=== The request ===
From the entries below, list each line with "marker".

=== Exercise inputs ===
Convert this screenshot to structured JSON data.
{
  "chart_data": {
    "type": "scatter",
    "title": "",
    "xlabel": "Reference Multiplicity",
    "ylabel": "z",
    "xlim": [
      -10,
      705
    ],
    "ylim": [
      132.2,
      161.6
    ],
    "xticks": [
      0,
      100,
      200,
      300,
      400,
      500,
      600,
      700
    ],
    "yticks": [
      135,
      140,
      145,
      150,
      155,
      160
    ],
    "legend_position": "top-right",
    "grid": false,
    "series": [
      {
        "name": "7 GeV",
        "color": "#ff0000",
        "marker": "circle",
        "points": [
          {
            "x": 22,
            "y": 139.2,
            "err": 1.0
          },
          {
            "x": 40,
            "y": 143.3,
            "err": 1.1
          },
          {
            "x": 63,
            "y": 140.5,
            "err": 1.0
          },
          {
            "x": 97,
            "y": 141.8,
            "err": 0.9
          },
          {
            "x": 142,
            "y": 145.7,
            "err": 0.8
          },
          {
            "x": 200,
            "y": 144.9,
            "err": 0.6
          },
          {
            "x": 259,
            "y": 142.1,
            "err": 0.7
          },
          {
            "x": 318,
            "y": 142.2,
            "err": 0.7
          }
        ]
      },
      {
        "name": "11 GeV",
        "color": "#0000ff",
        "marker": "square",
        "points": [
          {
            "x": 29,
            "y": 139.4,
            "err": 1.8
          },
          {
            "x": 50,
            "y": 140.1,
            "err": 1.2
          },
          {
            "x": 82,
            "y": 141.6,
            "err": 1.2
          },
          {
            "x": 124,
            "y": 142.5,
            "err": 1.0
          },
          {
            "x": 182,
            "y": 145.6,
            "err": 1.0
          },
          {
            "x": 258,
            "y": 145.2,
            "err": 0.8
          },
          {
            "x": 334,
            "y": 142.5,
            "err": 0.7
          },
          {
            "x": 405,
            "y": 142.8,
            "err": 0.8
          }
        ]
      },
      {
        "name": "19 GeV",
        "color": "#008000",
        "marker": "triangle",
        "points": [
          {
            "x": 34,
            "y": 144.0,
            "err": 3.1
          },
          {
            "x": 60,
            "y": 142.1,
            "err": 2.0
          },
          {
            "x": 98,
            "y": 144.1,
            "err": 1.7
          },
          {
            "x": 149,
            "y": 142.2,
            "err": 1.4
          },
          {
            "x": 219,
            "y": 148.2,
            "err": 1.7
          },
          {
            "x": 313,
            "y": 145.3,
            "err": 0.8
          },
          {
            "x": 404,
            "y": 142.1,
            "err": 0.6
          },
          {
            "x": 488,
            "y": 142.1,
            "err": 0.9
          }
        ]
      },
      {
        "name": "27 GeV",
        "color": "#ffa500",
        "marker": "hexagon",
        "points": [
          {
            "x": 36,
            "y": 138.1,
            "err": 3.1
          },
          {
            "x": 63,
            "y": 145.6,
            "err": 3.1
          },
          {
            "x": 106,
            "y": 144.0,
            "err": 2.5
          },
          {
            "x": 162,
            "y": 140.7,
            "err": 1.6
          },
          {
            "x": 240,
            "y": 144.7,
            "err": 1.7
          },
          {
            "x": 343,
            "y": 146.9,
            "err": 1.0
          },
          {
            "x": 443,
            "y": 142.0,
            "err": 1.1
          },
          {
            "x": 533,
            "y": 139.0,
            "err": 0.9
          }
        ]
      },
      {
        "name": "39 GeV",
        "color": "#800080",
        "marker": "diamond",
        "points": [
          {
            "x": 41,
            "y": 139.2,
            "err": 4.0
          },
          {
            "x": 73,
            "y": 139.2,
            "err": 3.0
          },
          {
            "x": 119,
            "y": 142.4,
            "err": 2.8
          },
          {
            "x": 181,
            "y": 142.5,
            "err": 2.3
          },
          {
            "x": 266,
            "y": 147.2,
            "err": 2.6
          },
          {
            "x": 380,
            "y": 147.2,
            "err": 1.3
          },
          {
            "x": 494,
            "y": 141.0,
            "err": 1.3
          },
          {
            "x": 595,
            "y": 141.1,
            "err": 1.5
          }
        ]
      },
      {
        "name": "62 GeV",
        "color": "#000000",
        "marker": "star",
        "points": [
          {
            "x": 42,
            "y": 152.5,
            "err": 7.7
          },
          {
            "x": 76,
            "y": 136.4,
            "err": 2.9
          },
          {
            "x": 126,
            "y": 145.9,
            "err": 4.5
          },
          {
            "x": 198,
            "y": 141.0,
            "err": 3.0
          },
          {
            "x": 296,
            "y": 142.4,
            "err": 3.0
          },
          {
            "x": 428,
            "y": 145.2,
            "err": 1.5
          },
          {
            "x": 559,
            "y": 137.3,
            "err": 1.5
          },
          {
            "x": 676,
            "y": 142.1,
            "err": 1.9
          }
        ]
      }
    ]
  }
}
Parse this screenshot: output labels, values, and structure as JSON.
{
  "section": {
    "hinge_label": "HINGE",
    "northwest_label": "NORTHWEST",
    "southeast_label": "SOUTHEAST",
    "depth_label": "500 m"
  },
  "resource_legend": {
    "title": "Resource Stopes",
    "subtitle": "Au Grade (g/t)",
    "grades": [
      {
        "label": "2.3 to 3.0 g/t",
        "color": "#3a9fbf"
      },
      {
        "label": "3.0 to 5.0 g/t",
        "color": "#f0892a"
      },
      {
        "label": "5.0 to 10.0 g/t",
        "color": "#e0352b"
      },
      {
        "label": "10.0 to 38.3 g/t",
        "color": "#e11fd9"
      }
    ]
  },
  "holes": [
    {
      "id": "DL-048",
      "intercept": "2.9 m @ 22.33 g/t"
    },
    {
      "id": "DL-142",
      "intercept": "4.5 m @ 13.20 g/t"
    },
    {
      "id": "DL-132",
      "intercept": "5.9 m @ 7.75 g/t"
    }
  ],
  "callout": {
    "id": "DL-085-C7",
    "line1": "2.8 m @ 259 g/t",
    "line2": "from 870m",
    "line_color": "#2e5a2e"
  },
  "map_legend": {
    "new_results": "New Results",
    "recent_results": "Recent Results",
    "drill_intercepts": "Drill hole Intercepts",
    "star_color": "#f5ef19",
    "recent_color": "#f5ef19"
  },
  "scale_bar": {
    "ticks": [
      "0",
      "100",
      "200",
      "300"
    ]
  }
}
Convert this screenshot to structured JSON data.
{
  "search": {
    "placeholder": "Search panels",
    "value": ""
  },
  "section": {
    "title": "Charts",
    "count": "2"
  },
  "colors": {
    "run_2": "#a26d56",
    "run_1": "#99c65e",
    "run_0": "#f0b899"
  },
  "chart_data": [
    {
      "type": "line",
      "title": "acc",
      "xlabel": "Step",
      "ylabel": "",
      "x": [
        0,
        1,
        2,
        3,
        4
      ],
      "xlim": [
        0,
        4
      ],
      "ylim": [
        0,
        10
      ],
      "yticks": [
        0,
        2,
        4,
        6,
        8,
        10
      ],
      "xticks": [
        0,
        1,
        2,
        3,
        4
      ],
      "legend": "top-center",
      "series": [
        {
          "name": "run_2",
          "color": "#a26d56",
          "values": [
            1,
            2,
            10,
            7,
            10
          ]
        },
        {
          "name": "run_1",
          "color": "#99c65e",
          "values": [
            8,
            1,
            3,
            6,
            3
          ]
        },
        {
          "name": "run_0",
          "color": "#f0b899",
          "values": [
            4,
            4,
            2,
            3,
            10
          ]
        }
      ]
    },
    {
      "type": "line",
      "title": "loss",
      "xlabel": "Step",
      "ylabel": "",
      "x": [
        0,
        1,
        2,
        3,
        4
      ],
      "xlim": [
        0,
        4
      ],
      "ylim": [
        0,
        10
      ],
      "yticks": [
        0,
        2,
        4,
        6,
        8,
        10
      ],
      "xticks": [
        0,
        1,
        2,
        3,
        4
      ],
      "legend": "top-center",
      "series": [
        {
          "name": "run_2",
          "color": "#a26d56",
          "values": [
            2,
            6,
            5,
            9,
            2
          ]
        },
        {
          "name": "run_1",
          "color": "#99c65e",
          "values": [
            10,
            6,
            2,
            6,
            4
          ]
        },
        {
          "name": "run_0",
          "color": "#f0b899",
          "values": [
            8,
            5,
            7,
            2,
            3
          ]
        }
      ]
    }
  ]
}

=== Exercise solution ===
        "marker": "circle",
        "marker": "square",
        "marker": "triangle",
        "marker": "hexagon",
        "marker": "diamond",
        "marker": "star",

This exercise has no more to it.